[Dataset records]
....

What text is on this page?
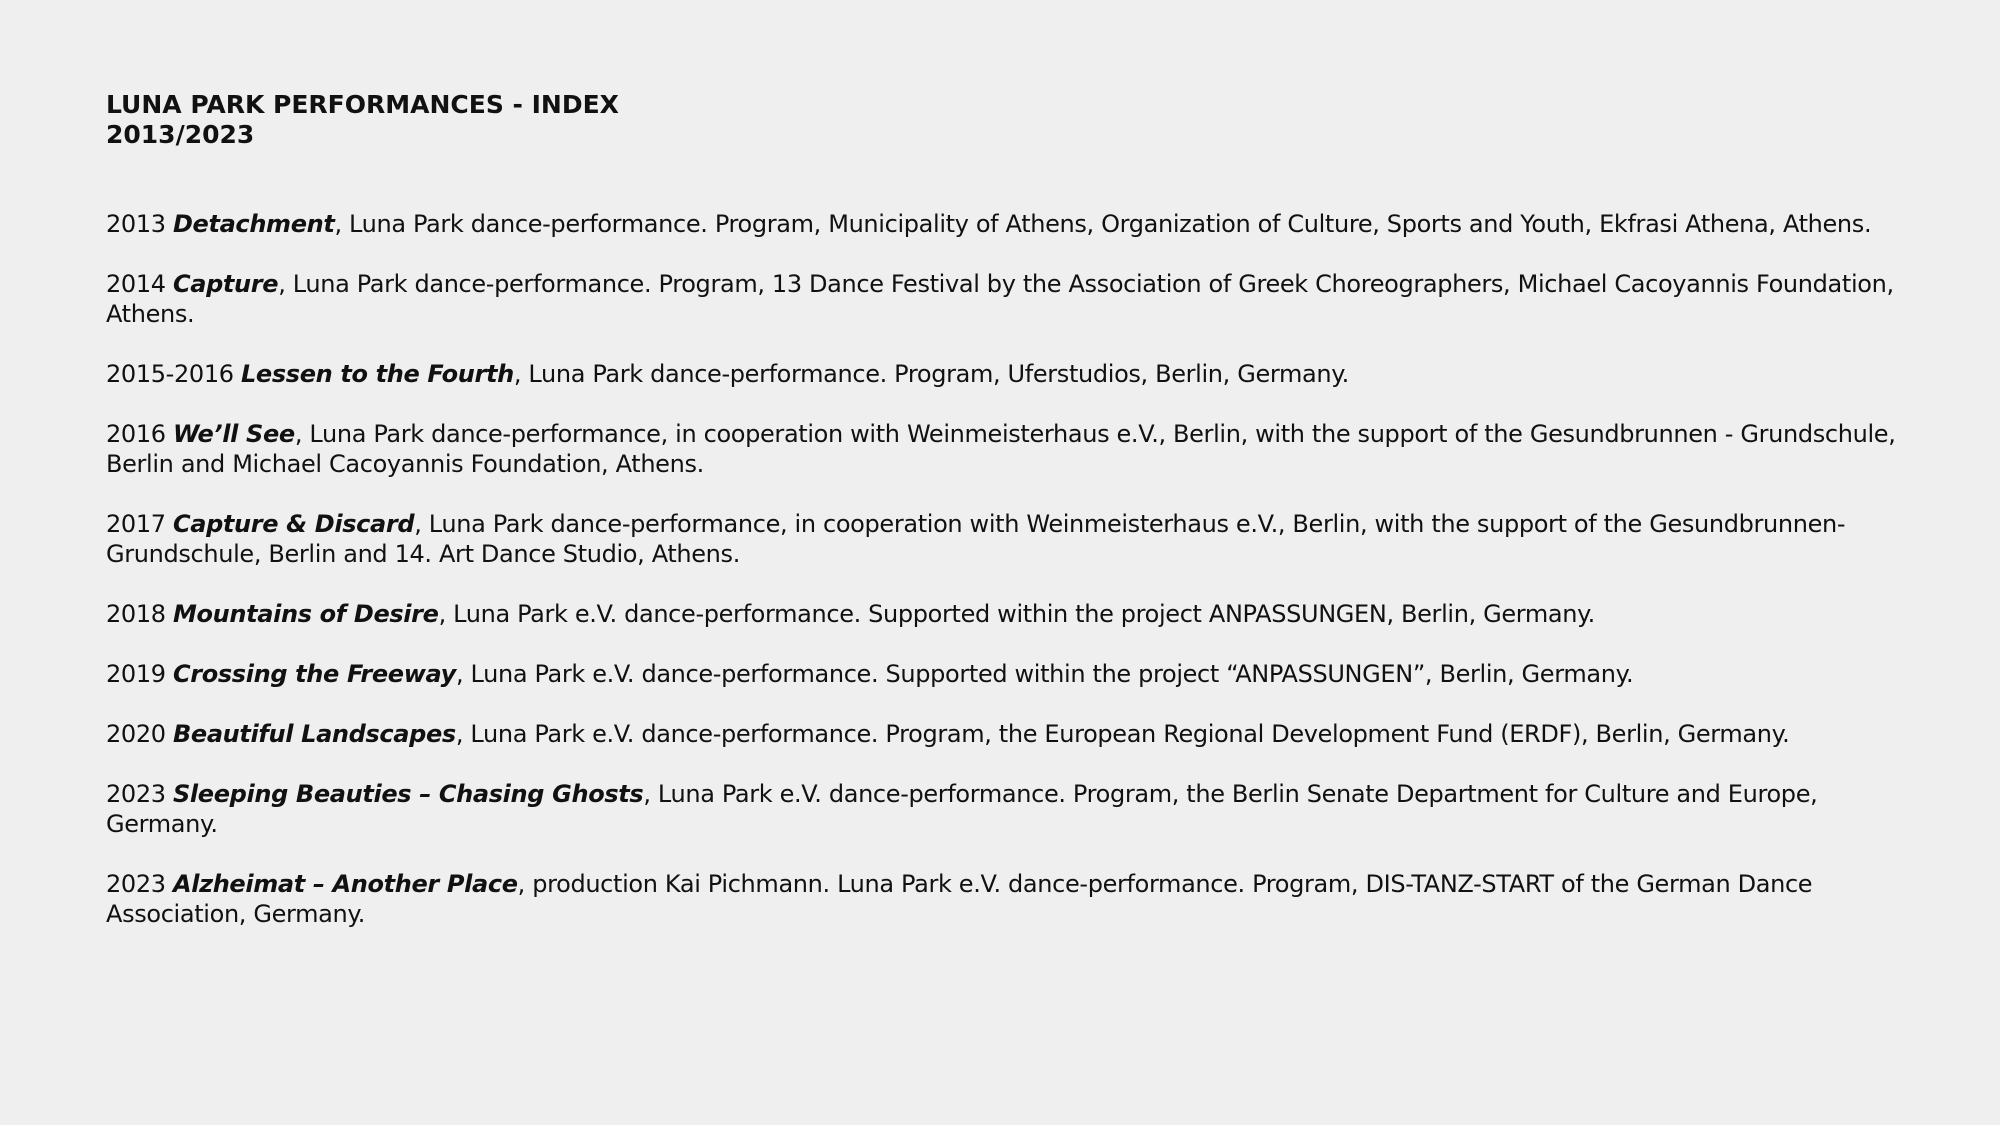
LUNA PARK PERFORMANCES - INDEX
2013/2023

2013 Detachment, Luna Park dance-performance. Program, Municipality of Athens, Organization of Culture, Sports and Youth, Ekfrasi Athena, Athens.

2014 Capture, Luna Park dance-performance. Program, 13 Dance Festival by the Association of Greek Choreographers, Michael Cacoyannis Foundation, Athens.

2015-2016 Lessen to the Fourth, Luna Park dance-performance. Program, Uferstudios, Berlin, Germany.

2016 We’ll See, Luna Park dance-performance, in cooperation with Weinmeisterhaus e.V., Berlin, with the support of the Gesundbrunnen - Grundschule, Berlin and Michael Cacoyannis Foundation, Athens.

2017 Capture & Discard, Luna Park dance-performance, in cooperation with Weinmeisterhaus e.V., Berlin, with the support of the Gesundbrunnen-Grundschule, Berlin and 14. Art Dance Studio, Athens.

2018 Mountains of Desire, Luna Park e.V. dance-performance. Supported within the project ANPASSUNGEN, Berlin, Germany.

2019 Crossing the Freeway, Luna Park e.V. dance-performance. Supported within the project “ANPASSUNGEN”, Berlin, Germany.

2020 Beautiful Landscapes, Luna Park e.V. dance-performance. Program, the European Regional Development Fund (ERDF), Berlin, Germany.

2023 Sleeping Beauties – Chasing Ghosts, Luna Park e.V. dance-performance. Program, the Berlin Senate Department for Culture and Europe, Germany.

2023 Alzheimat – Another Place, production Kai Pichmann. Luna Park e.V. dance-performance. Program, DIS-TANZ-START of the German Dance Association, Germany.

....

Task description> Looking at the data above, show all lines where the word "Association" occurs.

Completed exercise>
2014 Capture, Luna Park dance-performance. Program, 13 Dance Festival by the Association of Greek Choreographers, Michael Cacoyannis Foundation, Athens.
2023 Alzheimat – Another Place, production Kai Pichmann. Luna Park e.V. dance-performance. Program, DIS-TANZ-START of the German Dance Association, Germany.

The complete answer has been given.